__GOAL__
Your task is to print all of the material verbatim.

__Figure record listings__
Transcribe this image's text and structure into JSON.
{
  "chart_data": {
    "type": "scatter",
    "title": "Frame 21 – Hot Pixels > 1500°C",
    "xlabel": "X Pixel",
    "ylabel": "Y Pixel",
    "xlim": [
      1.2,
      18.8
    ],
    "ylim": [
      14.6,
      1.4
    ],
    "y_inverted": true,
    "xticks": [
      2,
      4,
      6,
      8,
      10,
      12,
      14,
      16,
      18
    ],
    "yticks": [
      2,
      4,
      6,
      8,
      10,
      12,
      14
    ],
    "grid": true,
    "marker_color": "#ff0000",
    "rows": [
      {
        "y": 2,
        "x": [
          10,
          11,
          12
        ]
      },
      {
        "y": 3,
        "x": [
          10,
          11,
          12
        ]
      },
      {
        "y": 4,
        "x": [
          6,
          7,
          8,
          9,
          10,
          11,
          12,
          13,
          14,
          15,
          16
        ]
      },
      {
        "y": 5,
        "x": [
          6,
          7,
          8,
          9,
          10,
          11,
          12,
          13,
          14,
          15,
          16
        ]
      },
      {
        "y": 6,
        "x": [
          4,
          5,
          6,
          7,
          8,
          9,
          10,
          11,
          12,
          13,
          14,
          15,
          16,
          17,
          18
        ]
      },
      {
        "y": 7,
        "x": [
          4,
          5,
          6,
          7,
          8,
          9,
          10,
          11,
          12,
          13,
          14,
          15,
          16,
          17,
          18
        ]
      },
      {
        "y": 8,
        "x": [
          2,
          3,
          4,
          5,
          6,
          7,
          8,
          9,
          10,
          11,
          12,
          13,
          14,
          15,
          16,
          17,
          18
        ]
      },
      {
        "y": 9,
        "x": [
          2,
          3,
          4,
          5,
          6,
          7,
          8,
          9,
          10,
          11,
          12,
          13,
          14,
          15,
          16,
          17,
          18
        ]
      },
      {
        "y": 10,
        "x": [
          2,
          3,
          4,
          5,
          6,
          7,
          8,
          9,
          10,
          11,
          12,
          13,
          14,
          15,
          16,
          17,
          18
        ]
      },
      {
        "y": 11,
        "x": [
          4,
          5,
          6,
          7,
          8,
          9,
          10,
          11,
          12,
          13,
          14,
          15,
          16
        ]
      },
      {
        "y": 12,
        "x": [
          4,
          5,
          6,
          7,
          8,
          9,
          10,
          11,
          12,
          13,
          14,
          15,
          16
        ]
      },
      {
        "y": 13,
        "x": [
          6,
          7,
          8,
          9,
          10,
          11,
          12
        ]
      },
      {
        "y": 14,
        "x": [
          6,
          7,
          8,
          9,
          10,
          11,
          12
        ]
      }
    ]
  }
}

__TASK RESULT__
Transcribe this image's text and structure into JSON.
{
  "chart_data": {
    "type": "scatter",
    "title": "Frame 21 – Hot Pixels > 1500°C",
    "xlabel": "X Pixel",
    "ylabel": "Y Pixel",
    "xlim": [
      1.2,
      18.8
    ],
    "ylim": [
      14.6,
      1.4
    ],
    "y_inverted": true,
    "xticks": [
      2,
      4,
      6,
      8,
      10,
      12,
      14,
      16,
      18
    ],
    "yticks": [
      2,
      4,
      6,
      8,
      10,
      12,
      14
    ],
    "grid": true,
    "marker_color": "#ff0000",
    "rows": [
      {
        "y": 2,
        "x": [
          10,
          11,
          12
        ]
      },
      {
        "y": 3,
        "x": [
          10,
          11,
          12
        ]
      },
      {
        "y": 4,
        "x": [
          6,
          7,
          8,
          9,
          10,
          11,
          12,
          13,
          14,
          15,
          16
        ]
      },
      {
        "y": 5,
        "x": [
          6,
          7,
          8,
          9,
          10,
          11,
          12,
          13,
          14,
          15,
          16
        ]
      },
      {
        "y": 6,
        "x": [
          4,
          5,
          6,
          7,
          8,
          9,
          10,
          11,
          12,
          13,
          14,
          15,
          16,
          17,
          18
        ]
      },
      {
        "y": 7,
        "x": [
          4,
          5,
          6,
          7,
          8,
          9,
          10,
          11,
          12,
          13,
          14,
          15,
          16,
          17,
          18
        ]
      },
      {
        "y": 8,
        "x": [
          2,
          3,
          4,
          5,
          6,
          7,
          8,
          9,
          10,
          11,
          12,
          13,
          14,
          15,
          16,
          17,
          18
        ]
      },
      {
        "y": 9,
        "x": [
          2,
          3,
          4,
          5,
          6,
          7,
          8,
          9,
          10,
          11,
          12,
          13,
          14,
          15,
          16,
          17,
          18
        ]
      },
      {
        "y": 10,
        "x": [
          2,
          3,
          4,
          5,
          6,
          7,
          8,
          9,
          10,
          11,
          12,
          13,
          14,
          15,
          16,
          17,
          18
        ]
      },
      {
        "y": 11,
        "x": [
          4,
          5,
          6,
          7,
          8,
          9,
          10,
          11,
          12,
          13,
          14,
          15,
          16
        ]
      },
      {
        "y": 12,
        "x": [
          4,
          5,
          6,
          7,
          8,
          9,
          10,
          11,
          12,
          13,
          14,
          15,
          16
        ]
      },
      {
        "y": 13,
        "x": [
          6,
          7,
          8,
          9,
          10,
          11,
          12
        ]
      },
      {
        "y": 14,
        "x": [
          6,
          7,
          8,
          9,
          10,
          11,
          12
        ]
      }
    ]
  }
}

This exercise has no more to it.